**Aim**
Gather up the lines that contain "this".
_ _ _
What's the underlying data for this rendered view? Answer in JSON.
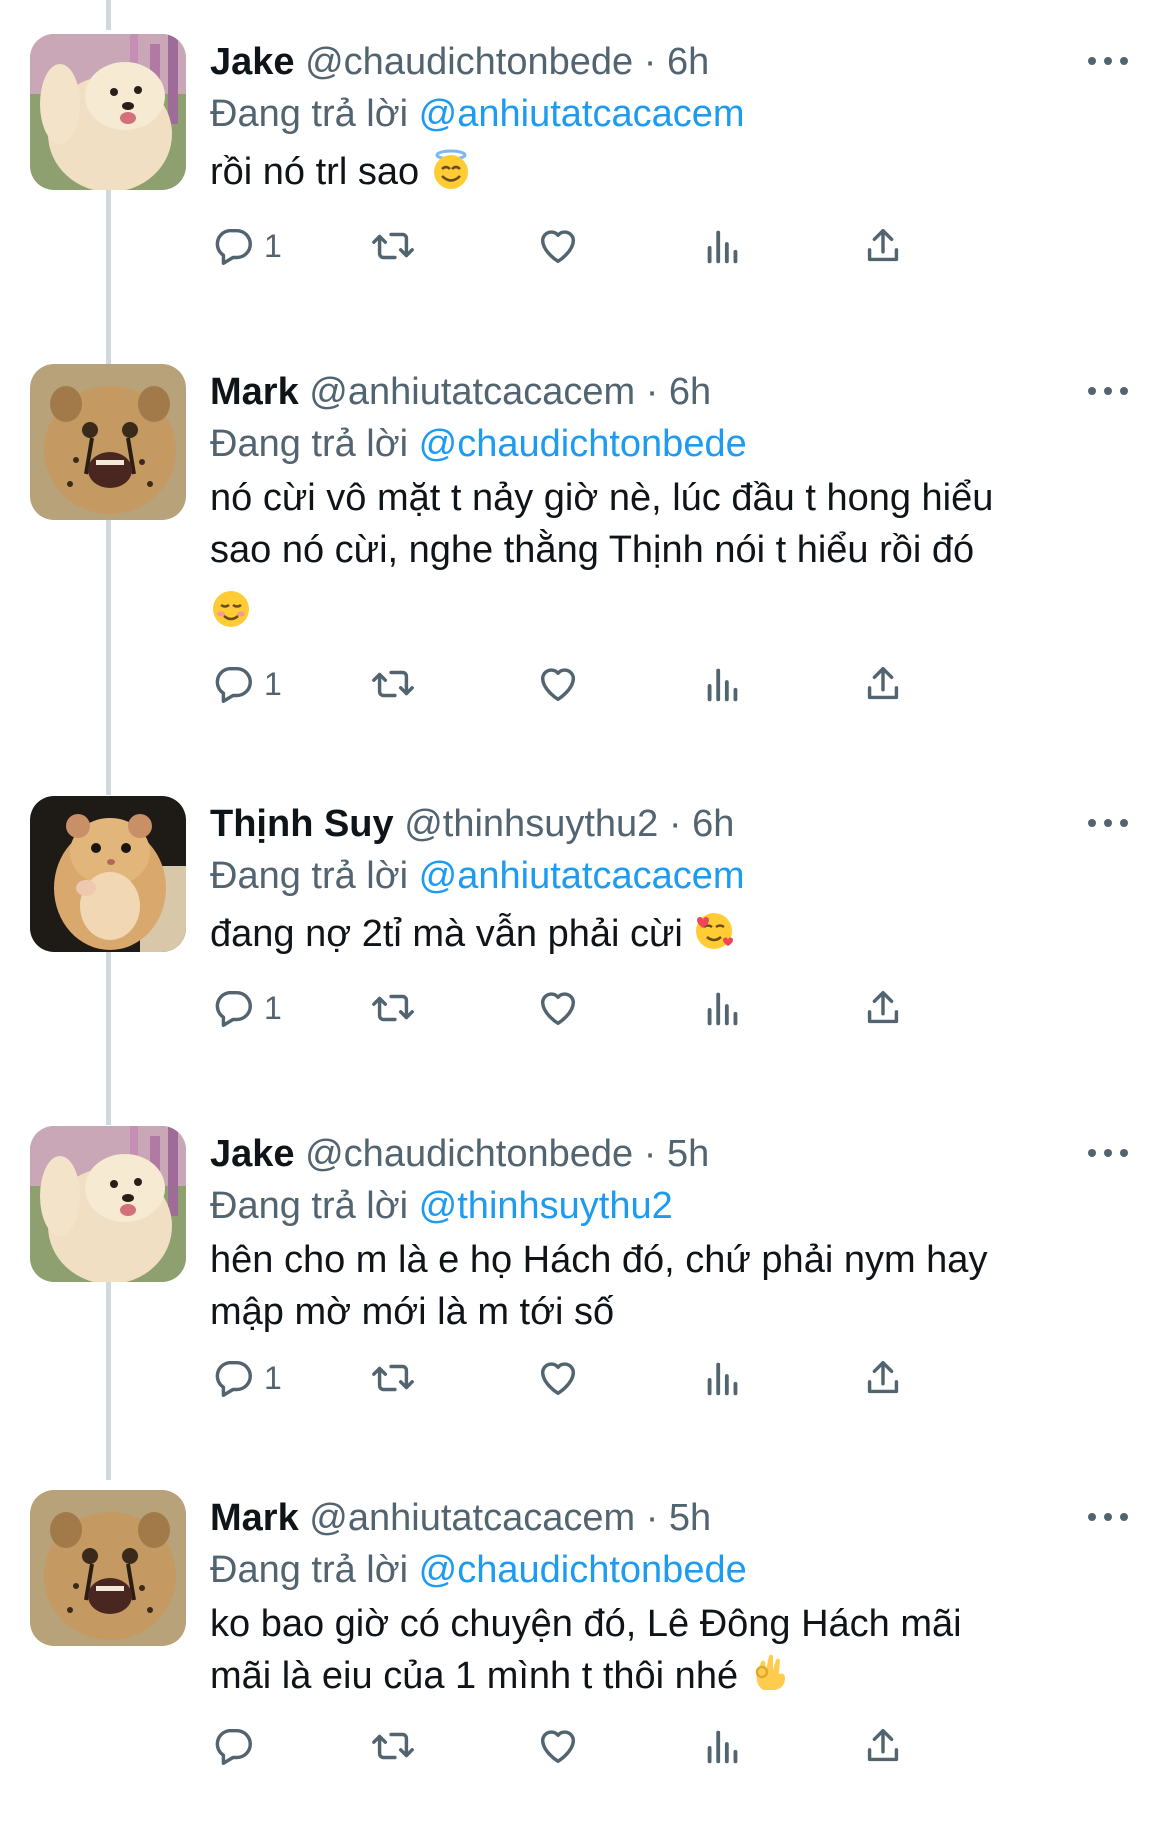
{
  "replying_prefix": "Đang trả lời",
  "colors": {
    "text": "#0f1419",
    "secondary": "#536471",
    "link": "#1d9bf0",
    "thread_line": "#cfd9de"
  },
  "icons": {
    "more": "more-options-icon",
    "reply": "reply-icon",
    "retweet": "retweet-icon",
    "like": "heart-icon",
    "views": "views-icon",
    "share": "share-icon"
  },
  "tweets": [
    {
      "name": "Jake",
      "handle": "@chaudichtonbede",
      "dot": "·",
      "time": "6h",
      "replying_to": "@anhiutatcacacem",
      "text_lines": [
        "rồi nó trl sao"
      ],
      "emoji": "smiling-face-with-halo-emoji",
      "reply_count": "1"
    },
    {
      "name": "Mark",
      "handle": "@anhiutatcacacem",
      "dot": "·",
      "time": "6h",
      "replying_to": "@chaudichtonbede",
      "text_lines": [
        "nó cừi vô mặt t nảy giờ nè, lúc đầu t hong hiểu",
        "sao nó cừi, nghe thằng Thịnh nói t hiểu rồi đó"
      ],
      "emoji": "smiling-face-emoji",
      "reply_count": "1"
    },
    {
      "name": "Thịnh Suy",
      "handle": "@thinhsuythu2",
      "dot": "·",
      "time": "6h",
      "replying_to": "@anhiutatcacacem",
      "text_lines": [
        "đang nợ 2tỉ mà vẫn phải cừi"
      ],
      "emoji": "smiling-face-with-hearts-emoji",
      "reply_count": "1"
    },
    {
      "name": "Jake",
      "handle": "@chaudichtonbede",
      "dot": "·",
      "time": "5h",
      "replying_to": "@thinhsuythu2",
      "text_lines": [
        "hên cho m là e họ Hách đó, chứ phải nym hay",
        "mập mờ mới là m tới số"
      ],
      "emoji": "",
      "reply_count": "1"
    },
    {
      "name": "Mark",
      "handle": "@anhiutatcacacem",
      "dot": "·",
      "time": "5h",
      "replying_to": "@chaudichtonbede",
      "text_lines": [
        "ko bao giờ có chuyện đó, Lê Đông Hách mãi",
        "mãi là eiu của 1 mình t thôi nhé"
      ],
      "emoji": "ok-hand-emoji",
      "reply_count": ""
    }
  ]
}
_ _ _
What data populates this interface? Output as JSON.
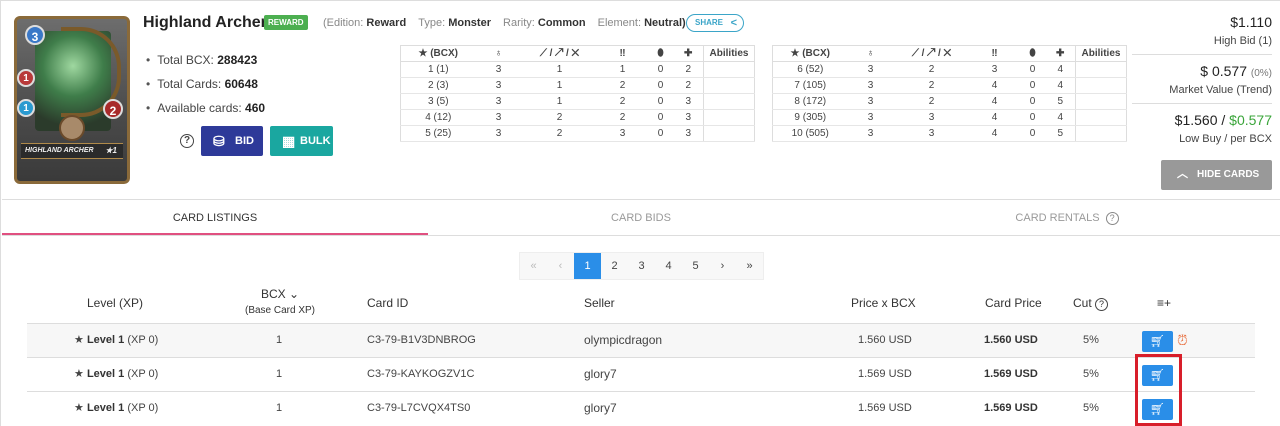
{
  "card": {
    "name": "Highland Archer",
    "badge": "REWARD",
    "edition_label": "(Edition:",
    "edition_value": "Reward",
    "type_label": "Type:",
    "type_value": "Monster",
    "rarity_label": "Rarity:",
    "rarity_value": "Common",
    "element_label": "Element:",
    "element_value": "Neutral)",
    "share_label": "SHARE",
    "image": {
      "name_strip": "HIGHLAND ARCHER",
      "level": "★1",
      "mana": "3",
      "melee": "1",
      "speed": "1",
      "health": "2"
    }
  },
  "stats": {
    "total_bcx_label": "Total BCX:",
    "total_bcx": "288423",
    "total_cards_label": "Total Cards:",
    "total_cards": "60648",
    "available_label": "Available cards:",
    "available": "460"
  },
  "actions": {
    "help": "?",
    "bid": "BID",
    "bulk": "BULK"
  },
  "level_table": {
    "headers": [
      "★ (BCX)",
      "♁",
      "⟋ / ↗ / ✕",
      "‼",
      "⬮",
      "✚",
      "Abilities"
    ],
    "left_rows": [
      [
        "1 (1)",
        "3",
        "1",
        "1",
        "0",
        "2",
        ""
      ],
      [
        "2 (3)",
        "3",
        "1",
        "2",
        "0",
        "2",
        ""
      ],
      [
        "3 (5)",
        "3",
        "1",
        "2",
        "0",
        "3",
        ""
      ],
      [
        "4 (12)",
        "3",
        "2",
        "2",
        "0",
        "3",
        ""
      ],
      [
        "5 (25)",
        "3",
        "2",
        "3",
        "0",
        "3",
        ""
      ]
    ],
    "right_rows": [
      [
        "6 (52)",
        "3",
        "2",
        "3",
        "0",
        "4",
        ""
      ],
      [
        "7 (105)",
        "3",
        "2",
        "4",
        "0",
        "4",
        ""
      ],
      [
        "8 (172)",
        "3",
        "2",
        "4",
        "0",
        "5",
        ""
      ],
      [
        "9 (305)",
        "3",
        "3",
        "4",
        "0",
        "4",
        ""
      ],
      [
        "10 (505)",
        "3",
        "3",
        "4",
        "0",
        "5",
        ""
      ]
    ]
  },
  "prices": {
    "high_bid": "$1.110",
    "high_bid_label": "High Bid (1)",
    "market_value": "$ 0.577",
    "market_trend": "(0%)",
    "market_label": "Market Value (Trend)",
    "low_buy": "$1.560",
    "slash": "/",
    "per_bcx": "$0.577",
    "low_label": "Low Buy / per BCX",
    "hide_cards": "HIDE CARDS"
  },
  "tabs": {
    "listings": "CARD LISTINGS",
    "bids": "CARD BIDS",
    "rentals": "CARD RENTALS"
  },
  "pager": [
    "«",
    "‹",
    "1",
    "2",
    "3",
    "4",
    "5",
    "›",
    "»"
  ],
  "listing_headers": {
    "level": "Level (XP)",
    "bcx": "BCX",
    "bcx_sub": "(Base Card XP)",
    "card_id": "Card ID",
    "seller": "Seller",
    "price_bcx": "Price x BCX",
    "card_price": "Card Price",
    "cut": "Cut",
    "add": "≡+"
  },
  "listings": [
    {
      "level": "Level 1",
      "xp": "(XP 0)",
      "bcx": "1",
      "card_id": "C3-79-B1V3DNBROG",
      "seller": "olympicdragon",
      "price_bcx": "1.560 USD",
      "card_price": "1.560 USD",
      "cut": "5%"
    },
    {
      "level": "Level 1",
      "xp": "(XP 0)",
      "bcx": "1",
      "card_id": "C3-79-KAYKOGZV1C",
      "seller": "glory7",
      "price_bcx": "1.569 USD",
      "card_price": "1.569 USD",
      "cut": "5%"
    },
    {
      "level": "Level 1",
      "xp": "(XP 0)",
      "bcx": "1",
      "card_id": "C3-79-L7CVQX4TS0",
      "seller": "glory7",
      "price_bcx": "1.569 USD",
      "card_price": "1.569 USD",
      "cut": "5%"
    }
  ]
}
_ _ _
**Task solution**
What's the underlying data for this rendered view? Answer in JSON.
What data populates this interface? Output as JSON.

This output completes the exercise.